▸ **JOB**
Extract each line holding the word "only" from the entries.

▸ **EXTRACTED ENTRIES**
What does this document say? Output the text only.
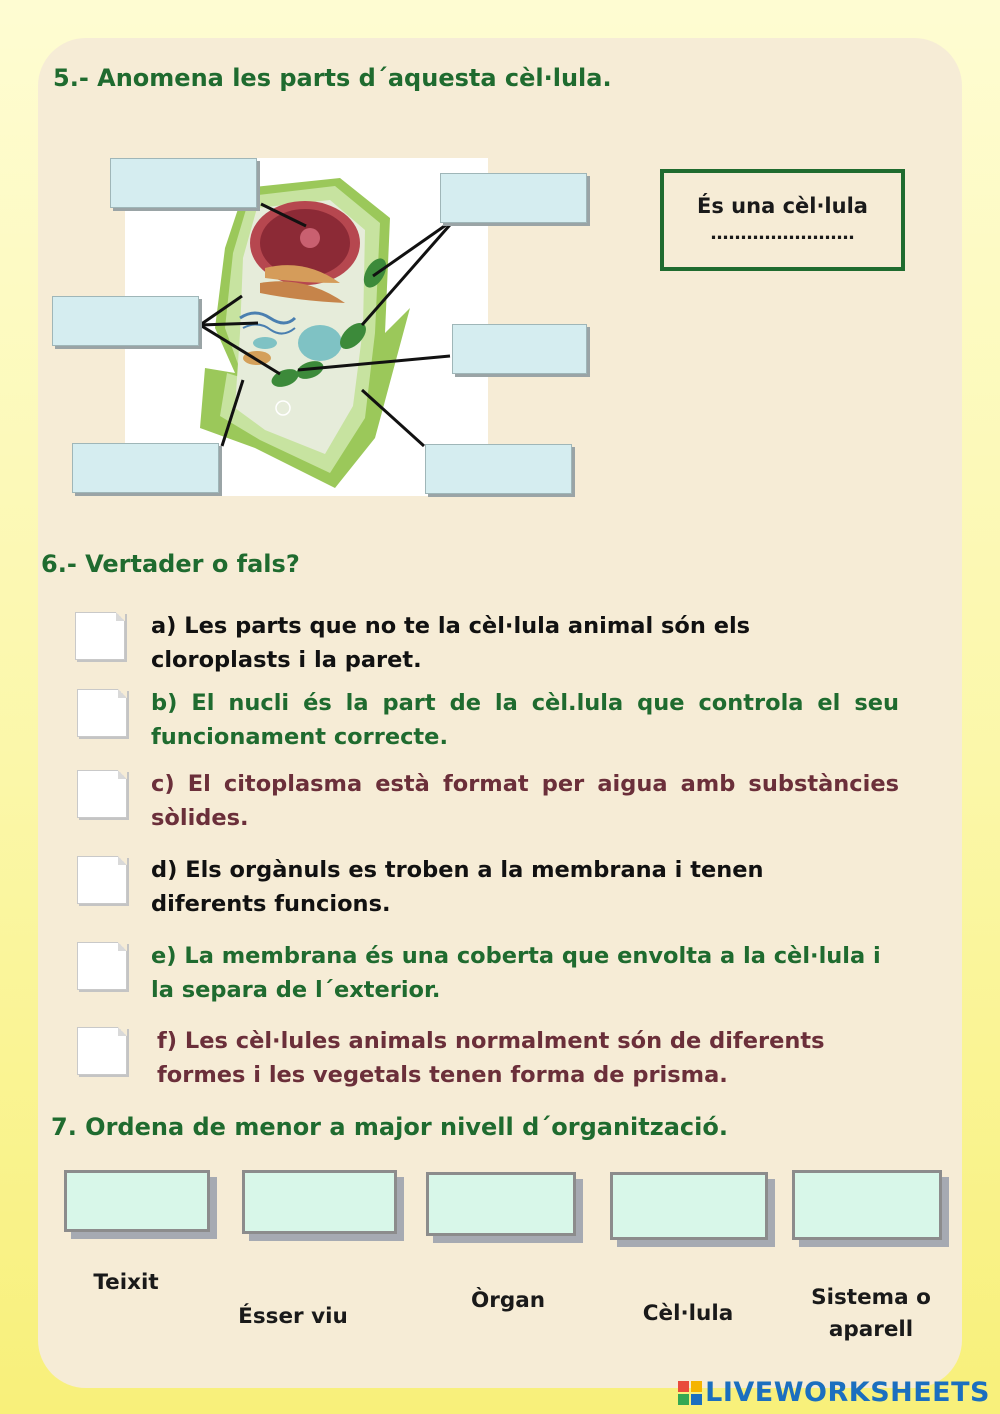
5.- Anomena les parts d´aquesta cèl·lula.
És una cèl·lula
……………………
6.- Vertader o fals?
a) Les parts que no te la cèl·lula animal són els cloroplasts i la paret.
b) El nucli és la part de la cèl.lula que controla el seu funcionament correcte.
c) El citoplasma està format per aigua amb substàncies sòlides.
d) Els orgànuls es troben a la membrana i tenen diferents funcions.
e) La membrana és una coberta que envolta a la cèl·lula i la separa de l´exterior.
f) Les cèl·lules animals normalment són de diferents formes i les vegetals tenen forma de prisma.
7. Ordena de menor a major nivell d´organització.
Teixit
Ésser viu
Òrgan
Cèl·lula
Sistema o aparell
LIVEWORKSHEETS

* * *

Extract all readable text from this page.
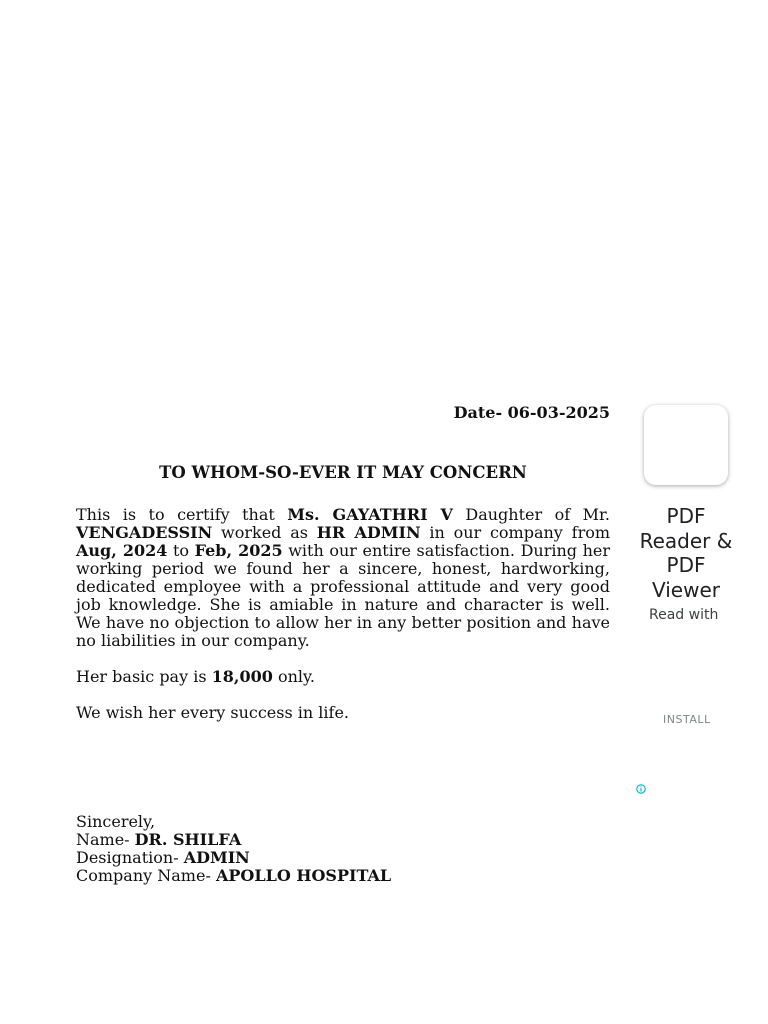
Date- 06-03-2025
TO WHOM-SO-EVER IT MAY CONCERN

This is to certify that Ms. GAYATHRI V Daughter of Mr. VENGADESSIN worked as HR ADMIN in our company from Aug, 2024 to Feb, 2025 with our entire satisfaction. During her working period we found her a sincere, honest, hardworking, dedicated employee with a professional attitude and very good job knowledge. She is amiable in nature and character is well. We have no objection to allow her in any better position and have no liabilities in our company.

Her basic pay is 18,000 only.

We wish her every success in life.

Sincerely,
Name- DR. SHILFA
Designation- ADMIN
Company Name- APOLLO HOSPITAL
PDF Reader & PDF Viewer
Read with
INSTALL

▸ **EXERCISE ANSWER**
What does this document say? Output the text only.
Her basic pay is 18,000 only.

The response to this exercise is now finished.